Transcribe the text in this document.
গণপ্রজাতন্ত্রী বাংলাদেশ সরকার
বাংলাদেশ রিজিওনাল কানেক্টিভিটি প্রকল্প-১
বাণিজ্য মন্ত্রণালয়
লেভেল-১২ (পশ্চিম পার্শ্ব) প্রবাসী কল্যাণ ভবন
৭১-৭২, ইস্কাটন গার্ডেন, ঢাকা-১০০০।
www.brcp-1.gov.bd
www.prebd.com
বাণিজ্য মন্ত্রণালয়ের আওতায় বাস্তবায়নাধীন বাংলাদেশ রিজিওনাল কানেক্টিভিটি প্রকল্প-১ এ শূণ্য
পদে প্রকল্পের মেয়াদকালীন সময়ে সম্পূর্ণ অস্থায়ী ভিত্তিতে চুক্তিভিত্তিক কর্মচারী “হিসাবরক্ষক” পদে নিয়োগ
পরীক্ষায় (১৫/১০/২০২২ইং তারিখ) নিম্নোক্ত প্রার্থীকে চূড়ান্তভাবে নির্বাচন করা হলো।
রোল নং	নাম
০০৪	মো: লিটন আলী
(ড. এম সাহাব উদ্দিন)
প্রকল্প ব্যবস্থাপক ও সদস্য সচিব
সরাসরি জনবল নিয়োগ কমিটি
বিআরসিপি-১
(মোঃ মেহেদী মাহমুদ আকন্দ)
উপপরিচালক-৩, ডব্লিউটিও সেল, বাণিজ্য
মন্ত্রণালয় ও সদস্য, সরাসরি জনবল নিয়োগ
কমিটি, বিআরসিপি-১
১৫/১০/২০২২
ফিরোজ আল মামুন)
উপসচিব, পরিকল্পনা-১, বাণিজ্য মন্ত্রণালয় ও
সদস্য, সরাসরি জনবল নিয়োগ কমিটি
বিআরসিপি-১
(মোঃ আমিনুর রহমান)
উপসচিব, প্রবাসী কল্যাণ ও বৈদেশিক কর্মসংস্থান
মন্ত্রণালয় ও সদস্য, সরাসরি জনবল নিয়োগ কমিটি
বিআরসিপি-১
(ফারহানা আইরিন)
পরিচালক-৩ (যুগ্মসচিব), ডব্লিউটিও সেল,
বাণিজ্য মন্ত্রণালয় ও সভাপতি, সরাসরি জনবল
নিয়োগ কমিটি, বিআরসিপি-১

...

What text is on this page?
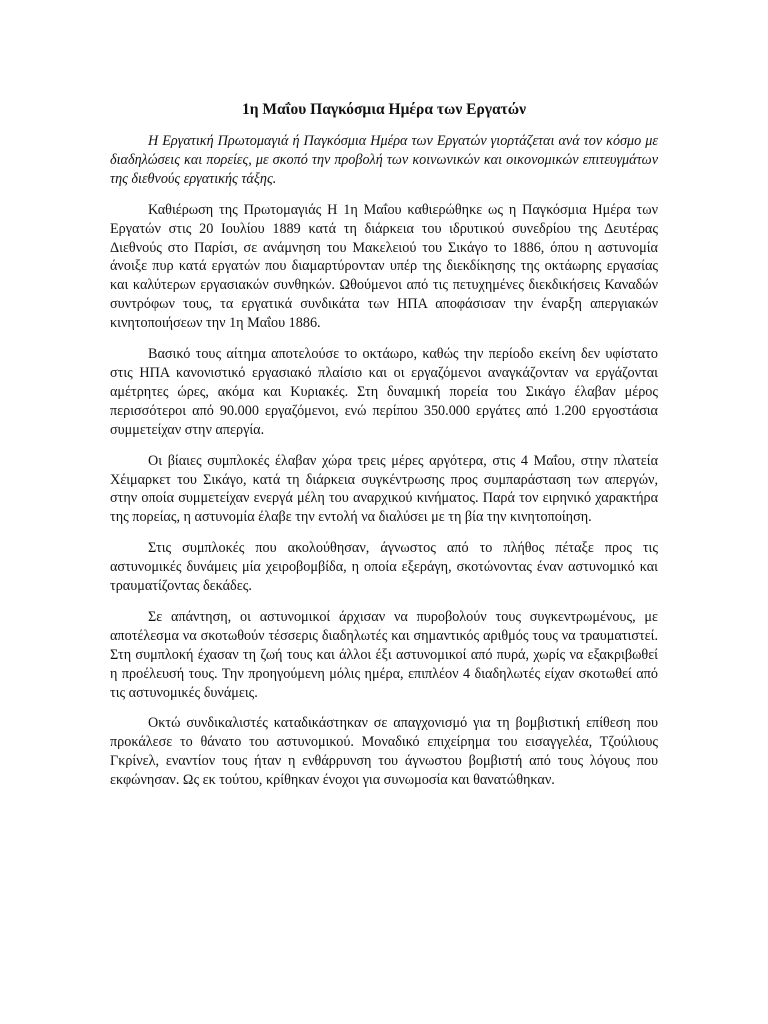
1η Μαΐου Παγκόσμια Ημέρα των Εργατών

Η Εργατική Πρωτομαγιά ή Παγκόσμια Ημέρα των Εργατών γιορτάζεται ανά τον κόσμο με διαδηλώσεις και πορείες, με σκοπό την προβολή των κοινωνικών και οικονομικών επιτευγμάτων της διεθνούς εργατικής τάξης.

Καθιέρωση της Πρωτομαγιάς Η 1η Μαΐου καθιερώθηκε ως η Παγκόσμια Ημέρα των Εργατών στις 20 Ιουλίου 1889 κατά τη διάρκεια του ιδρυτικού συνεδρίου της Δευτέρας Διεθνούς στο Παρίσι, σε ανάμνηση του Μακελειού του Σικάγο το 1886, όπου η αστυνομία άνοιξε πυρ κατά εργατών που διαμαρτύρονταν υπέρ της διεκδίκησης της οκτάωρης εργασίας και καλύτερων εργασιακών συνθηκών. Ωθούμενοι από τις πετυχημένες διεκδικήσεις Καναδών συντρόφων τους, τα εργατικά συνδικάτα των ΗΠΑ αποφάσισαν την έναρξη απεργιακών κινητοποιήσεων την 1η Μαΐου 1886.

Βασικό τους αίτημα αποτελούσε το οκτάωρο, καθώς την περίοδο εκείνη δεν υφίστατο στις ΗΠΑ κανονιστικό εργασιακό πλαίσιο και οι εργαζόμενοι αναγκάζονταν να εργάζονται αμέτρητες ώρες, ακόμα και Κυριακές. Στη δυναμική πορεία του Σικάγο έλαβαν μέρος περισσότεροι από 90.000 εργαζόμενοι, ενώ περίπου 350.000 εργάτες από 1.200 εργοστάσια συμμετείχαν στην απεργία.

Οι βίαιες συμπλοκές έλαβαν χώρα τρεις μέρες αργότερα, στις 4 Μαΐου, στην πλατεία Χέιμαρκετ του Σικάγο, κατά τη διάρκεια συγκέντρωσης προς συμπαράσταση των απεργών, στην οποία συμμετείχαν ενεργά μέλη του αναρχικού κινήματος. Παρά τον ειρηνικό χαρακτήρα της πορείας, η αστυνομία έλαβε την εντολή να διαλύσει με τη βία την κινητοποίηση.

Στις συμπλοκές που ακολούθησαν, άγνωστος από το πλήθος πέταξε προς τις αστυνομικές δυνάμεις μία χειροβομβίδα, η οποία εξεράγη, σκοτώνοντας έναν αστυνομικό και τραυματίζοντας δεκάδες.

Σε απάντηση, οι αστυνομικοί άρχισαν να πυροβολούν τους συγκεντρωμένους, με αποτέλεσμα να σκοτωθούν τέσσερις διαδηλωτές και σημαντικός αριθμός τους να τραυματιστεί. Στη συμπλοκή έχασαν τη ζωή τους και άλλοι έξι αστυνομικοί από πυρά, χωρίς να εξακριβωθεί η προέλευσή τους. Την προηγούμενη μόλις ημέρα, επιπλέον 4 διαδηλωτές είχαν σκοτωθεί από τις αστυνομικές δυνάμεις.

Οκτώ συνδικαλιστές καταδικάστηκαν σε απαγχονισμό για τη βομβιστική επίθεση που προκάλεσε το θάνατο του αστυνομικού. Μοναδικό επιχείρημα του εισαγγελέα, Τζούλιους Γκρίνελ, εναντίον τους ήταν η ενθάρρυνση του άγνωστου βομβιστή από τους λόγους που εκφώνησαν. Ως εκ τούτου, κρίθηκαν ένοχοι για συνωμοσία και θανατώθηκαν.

...

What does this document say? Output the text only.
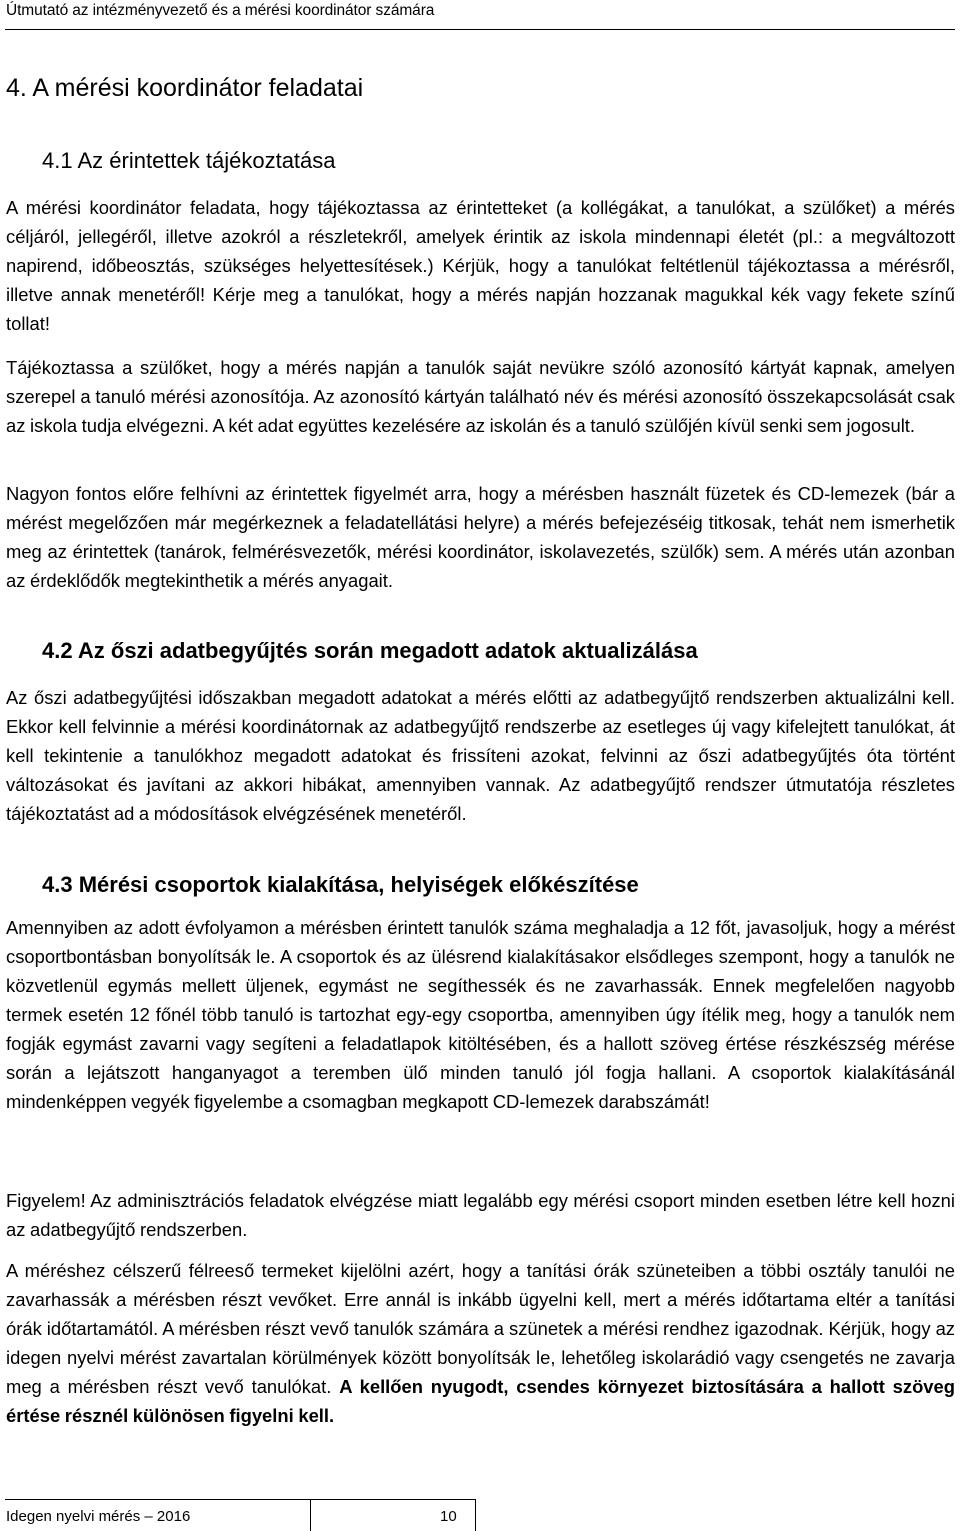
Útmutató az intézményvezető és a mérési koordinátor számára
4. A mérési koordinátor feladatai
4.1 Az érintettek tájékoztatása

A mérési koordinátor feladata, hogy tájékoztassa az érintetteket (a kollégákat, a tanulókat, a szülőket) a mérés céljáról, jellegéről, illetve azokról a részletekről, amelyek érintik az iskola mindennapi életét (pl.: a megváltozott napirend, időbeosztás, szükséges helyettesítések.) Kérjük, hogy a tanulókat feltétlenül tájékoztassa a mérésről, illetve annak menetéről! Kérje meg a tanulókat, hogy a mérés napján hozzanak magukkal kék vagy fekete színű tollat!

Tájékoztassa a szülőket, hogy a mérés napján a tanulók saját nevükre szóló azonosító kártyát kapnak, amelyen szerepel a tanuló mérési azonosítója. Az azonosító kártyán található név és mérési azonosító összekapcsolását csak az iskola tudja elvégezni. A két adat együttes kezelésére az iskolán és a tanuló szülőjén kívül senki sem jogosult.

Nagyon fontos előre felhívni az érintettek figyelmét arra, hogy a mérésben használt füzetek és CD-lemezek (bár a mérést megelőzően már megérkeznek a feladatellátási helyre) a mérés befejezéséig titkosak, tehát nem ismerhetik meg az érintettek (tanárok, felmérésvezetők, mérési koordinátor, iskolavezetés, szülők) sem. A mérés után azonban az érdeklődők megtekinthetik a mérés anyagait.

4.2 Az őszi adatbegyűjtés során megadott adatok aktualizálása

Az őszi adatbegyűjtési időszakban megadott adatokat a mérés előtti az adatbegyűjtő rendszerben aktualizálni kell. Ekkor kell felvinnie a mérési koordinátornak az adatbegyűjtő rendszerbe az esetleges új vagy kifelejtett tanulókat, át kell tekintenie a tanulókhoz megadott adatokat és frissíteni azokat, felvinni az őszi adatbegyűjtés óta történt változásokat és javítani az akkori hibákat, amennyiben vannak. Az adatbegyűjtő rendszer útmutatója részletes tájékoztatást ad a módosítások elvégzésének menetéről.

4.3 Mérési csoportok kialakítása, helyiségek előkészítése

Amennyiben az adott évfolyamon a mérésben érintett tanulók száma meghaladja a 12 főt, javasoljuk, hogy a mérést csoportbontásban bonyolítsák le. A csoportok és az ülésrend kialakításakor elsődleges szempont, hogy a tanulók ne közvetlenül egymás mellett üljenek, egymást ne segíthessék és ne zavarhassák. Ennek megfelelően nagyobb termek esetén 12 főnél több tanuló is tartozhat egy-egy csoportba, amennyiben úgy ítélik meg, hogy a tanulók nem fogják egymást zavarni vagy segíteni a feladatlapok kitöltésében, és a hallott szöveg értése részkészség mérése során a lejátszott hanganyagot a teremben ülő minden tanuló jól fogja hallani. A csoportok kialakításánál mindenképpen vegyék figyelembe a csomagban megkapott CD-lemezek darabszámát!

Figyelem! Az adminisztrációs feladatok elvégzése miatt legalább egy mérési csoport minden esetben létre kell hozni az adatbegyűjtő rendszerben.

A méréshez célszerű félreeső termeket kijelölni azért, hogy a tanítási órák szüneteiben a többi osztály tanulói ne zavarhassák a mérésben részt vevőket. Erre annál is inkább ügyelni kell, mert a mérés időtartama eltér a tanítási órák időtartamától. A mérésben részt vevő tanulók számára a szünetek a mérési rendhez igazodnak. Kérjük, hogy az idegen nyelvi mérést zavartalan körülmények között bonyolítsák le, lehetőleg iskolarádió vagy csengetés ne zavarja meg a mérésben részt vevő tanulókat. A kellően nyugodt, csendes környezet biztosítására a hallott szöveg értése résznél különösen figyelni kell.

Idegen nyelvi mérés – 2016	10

WHAT TO WORK ON ::
Show each line of the listing that holds the string "উপসচ".

WRITTEN SOLUTION ::
উপসচিব, পরিকল্পনা-১, বাণিজ্য মন্ত্রণালয় ও
উপসচিব, প্রবাসী কল্যাণ ও বৈদেশিক কর্মসংস্থান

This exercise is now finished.